====== Given entries
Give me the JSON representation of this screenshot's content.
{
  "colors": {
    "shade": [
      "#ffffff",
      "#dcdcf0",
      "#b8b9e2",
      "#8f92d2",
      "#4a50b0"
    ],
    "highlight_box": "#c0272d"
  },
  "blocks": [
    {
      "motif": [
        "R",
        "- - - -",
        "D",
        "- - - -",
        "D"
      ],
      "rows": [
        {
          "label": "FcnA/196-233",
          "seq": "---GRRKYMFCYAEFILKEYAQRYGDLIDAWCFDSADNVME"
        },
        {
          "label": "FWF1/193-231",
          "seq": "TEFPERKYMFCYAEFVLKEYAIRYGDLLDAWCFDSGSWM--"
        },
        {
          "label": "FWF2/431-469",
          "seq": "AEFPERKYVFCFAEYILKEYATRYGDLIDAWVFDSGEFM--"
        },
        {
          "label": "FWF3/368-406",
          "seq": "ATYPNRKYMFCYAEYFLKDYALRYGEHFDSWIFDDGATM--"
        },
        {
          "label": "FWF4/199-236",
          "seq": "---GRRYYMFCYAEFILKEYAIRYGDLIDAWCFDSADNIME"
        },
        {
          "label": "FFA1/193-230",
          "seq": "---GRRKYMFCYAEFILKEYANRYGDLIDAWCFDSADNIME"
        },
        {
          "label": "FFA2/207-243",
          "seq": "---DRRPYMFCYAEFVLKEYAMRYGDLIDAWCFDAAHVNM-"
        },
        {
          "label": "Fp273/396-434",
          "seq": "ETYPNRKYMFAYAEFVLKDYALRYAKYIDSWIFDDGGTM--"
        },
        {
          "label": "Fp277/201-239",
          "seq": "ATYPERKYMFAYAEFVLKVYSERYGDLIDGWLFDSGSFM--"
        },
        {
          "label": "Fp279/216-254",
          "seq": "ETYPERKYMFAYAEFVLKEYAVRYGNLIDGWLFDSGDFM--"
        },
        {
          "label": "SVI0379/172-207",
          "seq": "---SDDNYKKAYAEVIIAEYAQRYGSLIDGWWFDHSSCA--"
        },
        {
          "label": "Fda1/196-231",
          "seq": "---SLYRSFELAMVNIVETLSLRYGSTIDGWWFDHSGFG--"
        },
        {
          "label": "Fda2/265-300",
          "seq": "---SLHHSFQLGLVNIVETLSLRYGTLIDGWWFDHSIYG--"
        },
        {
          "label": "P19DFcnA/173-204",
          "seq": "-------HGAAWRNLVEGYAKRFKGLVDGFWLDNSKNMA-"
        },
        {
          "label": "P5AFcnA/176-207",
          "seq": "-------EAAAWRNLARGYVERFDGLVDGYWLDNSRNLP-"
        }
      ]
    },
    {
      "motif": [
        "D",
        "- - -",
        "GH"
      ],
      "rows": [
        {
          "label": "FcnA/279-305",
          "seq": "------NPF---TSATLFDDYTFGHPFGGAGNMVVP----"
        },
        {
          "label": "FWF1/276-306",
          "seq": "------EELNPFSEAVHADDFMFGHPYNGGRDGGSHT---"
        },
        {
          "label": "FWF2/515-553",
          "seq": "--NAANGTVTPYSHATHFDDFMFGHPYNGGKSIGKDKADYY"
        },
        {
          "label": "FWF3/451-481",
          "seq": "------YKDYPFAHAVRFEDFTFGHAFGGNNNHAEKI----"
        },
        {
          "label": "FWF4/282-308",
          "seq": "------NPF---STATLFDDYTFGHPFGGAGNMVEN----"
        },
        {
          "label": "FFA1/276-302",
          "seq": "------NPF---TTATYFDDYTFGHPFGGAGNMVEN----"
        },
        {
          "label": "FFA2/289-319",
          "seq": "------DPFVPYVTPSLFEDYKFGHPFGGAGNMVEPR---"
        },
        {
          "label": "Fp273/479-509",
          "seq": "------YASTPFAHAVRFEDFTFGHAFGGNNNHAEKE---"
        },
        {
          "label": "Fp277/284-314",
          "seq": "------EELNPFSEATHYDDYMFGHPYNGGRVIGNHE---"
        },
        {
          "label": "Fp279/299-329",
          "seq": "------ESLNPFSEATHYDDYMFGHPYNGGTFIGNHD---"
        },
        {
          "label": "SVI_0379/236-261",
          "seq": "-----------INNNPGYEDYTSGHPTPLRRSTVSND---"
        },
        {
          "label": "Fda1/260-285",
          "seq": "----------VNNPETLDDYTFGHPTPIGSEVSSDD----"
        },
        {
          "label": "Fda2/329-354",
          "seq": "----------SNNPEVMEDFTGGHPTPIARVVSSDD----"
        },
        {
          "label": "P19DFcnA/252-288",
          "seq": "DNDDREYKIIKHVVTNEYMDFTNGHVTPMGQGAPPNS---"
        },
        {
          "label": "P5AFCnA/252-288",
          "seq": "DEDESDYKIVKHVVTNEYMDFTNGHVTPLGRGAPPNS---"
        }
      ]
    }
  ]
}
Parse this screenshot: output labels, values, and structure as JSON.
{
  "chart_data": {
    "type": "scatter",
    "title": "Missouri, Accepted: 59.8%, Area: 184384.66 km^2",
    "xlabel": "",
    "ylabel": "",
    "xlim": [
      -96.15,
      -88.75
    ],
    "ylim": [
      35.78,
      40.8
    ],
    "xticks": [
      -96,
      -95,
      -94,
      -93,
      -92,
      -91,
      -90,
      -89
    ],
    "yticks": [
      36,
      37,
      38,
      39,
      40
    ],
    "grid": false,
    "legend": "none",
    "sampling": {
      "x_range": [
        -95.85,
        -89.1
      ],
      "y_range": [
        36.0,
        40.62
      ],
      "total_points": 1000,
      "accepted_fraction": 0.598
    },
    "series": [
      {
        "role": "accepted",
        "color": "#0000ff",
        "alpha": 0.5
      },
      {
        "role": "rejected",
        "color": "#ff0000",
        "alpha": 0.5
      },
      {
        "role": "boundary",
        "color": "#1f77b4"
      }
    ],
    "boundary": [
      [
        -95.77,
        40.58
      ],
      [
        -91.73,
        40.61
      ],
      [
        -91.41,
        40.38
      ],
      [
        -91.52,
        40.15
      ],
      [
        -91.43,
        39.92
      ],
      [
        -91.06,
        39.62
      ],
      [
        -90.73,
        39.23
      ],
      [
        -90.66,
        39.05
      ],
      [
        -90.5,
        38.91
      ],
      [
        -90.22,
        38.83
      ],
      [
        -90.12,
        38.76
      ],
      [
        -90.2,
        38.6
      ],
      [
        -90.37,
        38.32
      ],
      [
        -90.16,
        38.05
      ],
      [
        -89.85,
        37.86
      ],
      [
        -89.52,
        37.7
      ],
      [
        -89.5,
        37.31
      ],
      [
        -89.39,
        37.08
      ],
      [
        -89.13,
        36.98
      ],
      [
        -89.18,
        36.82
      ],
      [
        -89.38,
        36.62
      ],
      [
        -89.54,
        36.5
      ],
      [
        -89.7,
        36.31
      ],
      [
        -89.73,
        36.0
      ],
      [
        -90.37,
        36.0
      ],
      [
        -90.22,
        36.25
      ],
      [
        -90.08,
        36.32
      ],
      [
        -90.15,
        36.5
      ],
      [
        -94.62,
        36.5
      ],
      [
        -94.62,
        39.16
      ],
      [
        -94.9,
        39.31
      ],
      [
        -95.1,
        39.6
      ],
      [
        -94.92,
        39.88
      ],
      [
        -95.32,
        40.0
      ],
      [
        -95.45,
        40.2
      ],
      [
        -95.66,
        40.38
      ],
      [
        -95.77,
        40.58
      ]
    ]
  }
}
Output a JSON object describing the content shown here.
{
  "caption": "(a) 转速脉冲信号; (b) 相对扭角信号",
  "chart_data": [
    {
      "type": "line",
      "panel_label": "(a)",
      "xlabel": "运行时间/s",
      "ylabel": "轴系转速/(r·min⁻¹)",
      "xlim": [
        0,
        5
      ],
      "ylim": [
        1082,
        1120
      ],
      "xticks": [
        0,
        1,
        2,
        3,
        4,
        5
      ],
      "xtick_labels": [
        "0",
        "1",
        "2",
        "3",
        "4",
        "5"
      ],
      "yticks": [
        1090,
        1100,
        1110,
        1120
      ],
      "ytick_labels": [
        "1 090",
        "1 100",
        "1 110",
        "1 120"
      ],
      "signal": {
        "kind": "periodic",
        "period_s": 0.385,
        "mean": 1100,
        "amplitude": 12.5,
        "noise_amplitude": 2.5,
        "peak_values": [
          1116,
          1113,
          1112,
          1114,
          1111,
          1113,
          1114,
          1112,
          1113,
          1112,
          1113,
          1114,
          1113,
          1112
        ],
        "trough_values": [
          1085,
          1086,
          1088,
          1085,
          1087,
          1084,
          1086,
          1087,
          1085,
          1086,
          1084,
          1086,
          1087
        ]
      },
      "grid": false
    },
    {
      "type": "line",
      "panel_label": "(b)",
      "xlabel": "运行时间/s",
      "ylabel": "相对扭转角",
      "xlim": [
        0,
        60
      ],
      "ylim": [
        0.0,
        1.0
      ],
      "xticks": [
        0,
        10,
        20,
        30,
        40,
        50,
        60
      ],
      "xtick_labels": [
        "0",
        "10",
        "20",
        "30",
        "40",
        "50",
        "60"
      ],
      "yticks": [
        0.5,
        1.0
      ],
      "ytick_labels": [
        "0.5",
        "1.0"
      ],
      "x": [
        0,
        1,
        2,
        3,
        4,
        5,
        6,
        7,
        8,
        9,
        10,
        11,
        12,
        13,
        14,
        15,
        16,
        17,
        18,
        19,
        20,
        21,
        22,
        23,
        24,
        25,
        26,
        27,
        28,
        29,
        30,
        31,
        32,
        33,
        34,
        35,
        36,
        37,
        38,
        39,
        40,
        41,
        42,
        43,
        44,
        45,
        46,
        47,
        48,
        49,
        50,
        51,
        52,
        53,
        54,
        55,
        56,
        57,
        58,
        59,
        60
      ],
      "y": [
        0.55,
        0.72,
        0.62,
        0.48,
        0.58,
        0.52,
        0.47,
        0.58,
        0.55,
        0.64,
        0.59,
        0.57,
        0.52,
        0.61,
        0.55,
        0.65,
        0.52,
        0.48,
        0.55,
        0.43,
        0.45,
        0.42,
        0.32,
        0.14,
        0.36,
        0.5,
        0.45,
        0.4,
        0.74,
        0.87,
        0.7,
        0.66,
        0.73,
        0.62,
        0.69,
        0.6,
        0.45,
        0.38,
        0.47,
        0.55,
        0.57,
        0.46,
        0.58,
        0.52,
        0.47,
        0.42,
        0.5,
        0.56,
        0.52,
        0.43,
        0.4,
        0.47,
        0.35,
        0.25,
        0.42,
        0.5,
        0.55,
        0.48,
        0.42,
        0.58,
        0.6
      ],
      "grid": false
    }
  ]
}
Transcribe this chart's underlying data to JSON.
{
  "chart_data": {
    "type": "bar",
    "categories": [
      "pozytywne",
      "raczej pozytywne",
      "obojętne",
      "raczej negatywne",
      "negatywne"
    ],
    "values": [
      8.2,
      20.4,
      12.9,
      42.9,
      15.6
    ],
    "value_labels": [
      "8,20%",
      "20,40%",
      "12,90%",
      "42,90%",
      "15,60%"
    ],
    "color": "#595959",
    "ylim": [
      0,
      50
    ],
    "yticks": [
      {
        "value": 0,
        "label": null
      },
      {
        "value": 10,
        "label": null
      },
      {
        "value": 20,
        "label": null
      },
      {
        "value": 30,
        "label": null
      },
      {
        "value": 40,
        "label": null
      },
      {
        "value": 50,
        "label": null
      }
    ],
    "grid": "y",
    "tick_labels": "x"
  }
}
============
**Prompt**:
From the line holding "Transcribe this chart's" through the last line above, reproduce each line exactly and add nothing.

**Complete response**:
Transcribe this chart's underlying data to JSON.
{
  "chart_data": {
    "type": "bar",
    "categories": [
      "pozytywne",
      "raczej pozytywne",
      "obojętne",
      "raczej negatywne",
      "negatywne"
    ],
    "values": [
      8.2,
      20.4,
      12.9,
      42.9,
      15.6
    ],
    "value_labels": [
      "8,20%",
      "20,40%",
      "12,90%",
      "42,90%",
      "15,60%"
    ],
    "color": "#595959",
    "ylim": [
      0,
      50
    ],
    "yticks": [
      {
        "value": 0,
        "label": null
      },
      {
        "value": 10,
        "label": null
      },
      {
        "value": 20,
        "label": null
      },
      {
        "value": 30,
        "label": null
      },
      {
        "value": 40,
        "label": null
      },
      {
        "value": 50,
        "label": null
      }
    ],
    "grid": "y",
    "tick_labels": "x"
  }
}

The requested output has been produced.